* Challenge:
Each line that holds the word "JSON" should be returned.

************

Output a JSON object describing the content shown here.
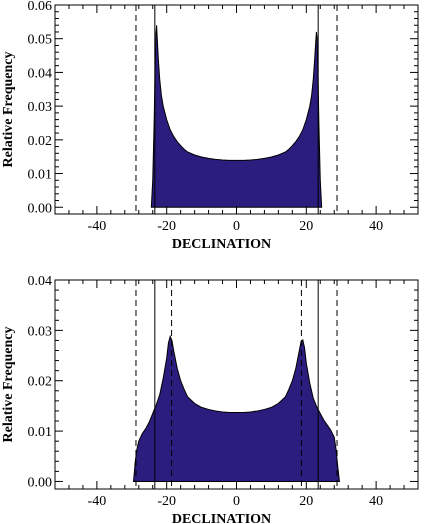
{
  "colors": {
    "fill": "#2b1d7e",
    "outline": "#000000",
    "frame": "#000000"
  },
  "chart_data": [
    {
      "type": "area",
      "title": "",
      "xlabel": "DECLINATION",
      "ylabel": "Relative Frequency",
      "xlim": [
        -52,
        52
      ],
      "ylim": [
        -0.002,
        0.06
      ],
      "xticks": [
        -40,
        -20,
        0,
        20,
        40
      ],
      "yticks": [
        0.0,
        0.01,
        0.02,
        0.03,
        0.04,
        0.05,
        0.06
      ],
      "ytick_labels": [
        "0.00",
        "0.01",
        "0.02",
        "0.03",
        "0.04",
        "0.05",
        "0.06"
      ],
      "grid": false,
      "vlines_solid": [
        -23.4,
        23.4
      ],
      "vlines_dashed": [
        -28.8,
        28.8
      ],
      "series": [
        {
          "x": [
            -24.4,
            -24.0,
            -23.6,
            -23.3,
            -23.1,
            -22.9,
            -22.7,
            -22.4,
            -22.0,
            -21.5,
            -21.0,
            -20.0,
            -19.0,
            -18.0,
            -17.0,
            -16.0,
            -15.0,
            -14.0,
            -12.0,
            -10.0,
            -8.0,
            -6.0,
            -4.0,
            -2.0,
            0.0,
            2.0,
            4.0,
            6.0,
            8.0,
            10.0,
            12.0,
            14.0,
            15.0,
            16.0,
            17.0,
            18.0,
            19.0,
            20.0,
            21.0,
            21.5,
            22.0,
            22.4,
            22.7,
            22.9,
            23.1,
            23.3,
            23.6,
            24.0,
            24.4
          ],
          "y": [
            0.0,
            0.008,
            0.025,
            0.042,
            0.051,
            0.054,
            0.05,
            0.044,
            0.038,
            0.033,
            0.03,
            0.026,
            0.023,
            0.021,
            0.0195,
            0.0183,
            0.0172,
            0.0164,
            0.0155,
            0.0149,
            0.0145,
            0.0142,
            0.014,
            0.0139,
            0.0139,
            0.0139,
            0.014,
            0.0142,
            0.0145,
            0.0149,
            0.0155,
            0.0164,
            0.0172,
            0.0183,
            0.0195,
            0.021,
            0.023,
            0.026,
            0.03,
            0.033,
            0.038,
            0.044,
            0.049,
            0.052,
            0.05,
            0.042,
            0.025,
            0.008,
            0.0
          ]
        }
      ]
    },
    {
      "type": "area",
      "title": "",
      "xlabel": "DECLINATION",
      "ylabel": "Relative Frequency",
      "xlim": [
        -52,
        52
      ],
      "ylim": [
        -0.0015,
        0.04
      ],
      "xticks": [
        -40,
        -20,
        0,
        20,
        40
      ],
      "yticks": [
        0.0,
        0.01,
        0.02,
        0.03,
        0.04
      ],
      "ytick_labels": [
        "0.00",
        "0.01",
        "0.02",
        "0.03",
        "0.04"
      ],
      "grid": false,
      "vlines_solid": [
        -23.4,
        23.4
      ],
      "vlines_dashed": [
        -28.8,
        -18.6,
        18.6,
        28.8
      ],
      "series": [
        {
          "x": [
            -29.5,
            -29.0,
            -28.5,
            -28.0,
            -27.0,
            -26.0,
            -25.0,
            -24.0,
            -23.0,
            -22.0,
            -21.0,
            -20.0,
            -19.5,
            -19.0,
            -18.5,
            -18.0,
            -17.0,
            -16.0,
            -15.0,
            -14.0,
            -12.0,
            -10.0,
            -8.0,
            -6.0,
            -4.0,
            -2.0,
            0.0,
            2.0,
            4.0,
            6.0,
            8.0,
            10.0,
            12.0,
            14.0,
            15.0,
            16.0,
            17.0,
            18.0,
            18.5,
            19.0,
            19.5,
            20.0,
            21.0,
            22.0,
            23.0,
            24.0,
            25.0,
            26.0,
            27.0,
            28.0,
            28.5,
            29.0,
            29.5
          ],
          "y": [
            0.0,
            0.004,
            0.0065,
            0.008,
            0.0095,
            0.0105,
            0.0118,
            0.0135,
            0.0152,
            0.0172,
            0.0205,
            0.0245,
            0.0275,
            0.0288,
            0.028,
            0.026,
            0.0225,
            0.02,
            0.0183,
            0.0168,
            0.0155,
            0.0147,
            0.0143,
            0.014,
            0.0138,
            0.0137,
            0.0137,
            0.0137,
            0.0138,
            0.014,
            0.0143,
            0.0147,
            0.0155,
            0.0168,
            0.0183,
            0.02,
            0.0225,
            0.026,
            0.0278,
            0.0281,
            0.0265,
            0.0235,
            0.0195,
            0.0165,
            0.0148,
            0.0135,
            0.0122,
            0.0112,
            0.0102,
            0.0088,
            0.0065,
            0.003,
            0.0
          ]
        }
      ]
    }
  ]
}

************

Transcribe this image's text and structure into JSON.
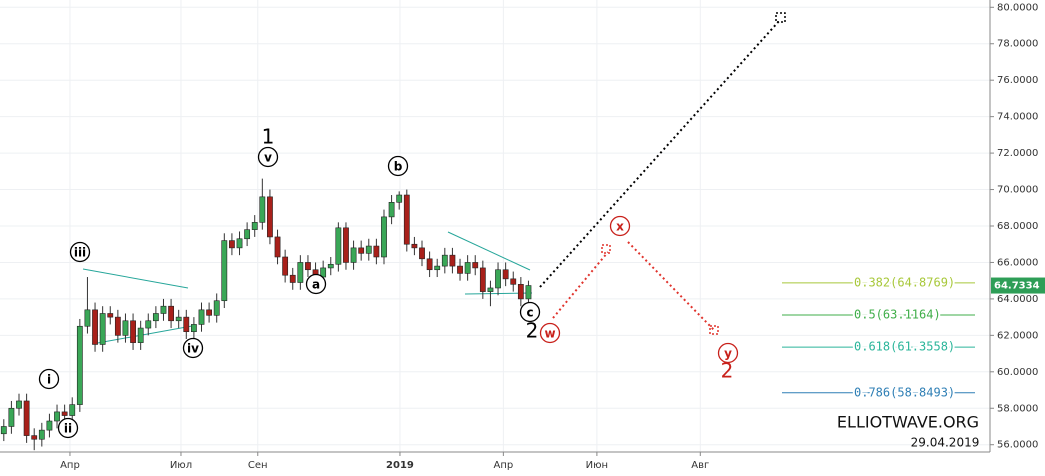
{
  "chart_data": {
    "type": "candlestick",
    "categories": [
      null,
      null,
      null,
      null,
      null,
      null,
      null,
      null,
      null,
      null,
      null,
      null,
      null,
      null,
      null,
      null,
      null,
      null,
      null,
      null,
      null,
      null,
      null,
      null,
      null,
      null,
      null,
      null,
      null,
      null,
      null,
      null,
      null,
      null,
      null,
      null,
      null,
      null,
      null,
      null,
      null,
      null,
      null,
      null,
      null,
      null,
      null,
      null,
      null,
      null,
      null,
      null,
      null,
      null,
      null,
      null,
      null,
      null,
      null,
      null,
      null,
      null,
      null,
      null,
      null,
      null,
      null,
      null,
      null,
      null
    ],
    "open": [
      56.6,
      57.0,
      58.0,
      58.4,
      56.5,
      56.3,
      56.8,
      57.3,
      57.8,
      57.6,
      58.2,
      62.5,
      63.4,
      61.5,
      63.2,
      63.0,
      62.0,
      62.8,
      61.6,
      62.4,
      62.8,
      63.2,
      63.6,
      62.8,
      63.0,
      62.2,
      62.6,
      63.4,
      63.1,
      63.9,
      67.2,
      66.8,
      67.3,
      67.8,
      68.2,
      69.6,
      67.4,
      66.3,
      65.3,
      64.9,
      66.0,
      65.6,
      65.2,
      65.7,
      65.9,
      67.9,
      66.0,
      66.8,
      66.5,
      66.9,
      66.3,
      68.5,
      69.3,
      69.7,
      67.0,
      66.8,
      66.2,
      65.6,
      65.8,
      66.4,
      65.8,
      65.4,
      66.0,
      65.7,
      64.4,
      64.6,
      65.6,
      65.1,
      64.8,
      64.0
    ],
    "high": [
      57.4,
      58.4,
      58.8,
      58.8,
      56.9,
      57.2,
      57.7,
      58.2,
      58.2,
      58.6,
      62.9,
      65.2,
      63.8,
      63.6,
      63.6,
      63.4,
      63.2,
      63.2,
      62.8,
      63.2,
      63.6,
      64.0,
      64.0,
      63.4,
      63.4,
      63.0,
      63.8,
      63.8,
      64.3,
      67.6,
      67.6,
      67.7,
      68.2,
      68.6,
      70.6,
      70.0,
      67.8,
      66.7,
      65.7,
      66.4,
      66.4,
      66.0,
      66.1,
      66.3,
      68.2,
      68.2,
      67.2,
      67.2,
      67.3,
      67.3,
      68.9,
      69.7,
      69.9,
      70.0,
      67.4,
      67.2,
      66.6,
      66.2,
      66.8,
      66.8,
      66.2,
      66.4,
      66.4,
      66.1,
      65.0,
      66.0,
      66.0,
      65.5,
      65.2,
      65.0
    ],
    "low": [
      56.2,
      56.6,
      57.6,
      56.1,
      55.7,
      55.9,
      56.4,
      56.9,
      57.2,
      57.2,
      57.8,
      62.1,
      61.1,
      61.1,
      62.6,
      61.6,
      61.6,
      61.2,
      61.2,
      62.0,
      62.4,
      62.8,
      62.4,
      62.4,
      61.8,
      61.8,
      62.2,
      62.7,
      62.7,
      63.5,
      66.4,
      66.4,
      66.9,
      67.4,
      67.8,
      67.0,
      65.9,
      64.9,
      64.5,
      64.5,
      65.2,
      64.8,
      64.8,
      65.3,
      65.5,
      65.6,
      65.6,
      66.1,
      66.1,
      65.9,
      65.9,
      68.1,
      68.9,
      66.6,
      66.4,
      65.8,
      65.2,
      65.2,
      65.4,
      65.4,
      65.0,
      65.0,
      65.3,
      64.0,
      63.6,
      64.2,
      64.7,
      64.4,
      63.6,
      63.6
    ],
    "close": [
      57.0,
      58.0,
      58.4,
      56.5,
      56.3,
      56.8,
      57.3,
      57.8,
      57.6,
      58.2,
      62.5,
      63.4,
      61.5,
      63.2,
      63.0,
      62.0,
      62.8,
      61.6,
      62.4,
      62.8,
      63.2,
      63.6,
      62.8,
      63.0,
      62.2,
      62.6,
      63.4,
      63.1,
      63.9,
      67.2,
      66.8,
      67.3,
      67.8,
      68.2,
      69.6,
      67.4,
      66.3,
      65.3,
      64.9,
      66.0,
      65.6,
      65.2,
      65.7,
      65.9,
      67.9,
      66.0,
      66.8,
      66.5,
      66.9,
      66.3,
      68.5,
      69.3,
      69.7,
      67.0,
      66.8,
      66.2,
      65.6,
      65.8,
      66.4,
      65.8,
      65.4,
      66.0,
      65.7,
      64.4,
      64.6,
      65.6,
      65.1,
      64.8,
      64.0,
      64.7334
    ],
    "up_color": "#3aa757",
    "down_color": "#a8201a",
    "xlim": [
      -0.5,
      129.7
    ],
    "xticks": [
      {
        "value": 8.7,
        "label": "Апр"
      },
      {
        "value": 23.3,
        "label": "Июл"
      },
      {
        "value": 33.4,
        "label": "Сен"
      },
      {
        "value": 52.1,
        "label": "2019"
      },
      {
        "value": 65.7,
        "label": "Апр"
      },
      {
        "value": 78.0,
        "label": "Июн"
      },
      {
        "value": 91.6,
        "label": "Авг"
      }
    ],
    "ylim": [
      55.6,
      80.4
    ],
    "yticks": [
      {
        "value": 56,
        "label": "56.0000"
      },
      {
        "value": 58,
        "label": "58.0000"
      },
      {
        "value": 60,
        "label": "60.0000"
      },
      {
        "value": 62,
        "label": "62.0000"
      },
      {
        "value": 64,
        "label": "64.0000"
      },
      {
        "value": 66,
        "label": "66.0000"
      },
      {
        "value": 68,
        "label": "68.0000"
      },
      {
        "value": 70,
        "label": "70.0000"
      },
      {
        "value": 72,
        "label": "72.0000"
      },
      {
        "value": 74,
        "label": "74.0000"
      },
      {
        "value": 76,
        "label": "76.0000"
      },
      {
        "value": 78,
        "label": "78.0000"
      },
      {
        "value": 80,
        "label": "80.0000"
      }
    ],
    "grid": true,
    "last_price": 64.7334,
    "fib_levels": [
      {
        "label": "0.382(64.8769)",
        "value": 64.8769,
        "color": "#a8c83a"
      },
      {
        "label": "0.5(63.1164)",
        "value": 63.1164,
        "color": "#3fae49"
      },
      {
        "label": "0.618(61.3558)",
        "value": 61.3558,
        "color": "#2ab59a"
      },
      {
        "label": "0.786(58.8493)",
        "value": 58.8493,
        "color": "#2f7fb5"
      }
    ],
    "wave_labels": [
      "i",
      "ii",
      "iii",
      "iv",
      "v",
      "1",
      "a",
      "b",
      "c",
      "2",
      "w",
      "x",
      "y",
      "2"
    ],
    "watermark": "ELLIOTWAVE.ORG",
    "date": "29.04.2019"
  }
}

************

* Answer for the task:
Output a JSON object describing the content shown here.
Transcribe this image's text and structure into JSON.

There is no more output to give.